Begin

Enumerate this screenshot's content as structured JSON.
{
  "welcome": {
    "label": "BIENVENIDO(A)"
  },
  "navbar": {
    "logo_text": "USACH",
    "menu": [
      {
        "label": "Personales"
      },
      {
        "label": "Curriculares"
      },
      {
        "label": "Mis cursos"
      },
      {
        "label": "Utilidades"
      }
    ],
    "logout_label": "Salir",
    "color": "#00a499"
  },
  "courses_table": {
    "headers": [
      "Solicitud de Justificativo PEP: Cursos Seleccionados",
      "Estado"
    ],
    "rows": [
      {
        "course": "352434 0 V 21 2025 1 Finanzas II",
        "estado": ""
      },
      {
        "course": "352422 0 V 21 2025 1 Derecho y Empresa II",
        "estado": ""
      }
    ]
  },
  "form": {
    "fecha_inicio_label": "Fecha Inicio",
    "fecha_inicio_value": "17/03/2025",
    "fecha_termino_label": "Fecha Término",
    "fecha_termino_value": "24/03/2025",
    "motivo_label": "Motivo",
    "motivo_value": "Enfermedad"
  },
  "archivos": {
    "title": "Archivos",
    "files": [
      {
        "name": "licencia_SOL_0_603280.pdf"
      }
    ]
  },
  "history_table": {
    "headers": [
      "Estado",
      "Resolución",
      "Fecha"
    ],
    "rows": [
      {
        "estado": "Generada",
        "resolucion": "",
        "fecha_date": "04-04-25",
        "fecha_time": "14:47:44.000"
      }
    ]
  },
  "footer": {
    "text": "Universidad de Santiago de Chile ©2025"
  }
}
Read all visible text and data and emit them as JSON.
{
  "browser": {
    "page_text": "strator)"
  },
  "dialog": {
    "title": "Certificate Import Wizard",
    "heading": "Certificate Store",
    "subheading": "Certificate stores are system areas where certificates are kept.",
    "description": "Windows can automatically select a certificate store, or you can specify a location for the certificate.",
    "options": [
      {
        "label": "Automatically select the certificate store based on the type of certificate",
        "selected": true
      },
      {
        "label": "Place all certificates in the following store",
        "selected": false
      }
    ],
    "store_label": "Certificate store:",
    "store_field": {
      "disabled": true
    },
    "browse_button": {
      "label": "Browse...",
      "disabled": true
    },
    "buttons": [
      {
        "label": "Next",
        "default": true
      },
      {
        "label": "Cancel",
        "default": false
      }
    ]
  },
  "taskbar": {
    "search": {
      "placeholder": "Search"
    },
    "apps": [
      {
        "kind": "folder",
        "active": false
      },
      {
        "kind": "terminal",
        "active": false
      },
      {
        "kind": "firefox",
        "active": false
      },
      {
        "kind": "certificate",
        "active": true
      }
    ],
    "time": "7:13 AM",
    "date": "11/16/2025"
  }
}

End

DO THIS -
Copy every line verbatim.

THE SOLUTION -
Enumerate this screenshot's content as structured JSON.
{
  "welcome": {
    "label": "BIENVENIDO(A)"
  },
  "navbar": {
    "logo_text": "USACH",
    "menu": [
      {
        "label": "Personales"
      },
      {
        "label": "Curriculares"
      },
      {
        "label": "Mis cursos"
      },
      {
        "label": "Utilidades"
      }
    ],
    "logout_label": "Salir",
    "color": "#00a499"
  },
  "courses_table": {
    "headers": [
      "Solicitud de Justificativo PEP: Cursos Seleccionados",
      "Estado"
    ],
    "rows": [
      {
        "course": "352434 0 V 21 2025 1 Finanzas II",
        "estado": ""
      },
      {
        "course": "352422 0 V 21 2025 1 Derecho y Empresa II",
        "estado": ""
      }
    ]
  },
  "form": {
    "fecha_inicio_label": "Fecha Inicio",
    "fecha_inicio_value": "17/03/2025",
    "fecha_termino_label": "Fecha Término",
    "fecha_termino_value": "24/03/2025",
    "motivo_label": "Motivo",
    "motivo_value": "Enfermedad"
  },
  "archivos": {
    "title": "Archivos",
    "files": [
      {
        "name": "licencia_SOL_0_603280.pdf"
      }
    ]
  },
  "history_table": {
    "headers": [
      "Estado",
      "Resolución",
      "Fecha"
    ],
    "rows": [
      {
        "estado": "Generada",
        "resolucion": "",
        "fecha_date": "04-04-25",
        "fecha_time": "14:47:44.000"
      }
    ]
  },
  "footer": {
    "text": "Universidad de Santiago de Chile ©2025"
  }
}
Read all visible text and data and emit them as JSON.
{
  "browser": {
    "page_text": "strator)"
  },
  "dialog": {
    "title": "Certificate Import Wizard",
    "heading": "Certificate Store",
    "subheading": "Certificate stores are system areas where certificates are kept.",
    "description": "Windows can automatically select a certificate store, or you can specify a location for the certificate.",
    "options": [
      {
        "label": "Automatically select the certificate store based on the type of certificate",
        "selected": true
      },
      {
        "label": "Place all certificates in the following store",
        "selected": false
      }
    ],
    "store_label": "Certificate store:",
    "store_field": {
      "disabled": true
    },
    "browse_button": {
      "label": "Browse...",
      "disabled": true
    },
    "buttons": [
      {
        "label": "Next",
        "default": true
      },
      {
        "label": "Cancel",
        "default": false
      }
    ]
  },
  "taskbar": {
    "search": {
      "placeholder": "Search"
    },
    "apps": [
      {
        "kind": "folder",
        "active": false
      },
      {
        "kind": "terminal",
        "active": false
      },
      {
        "kind": "firefox",
        "active": false
      },
      {
        "kind": "certificate",
        "active": true
      }
    ],
    "time": "7:13 AM",
    "date": "11/16/2025"
  }
}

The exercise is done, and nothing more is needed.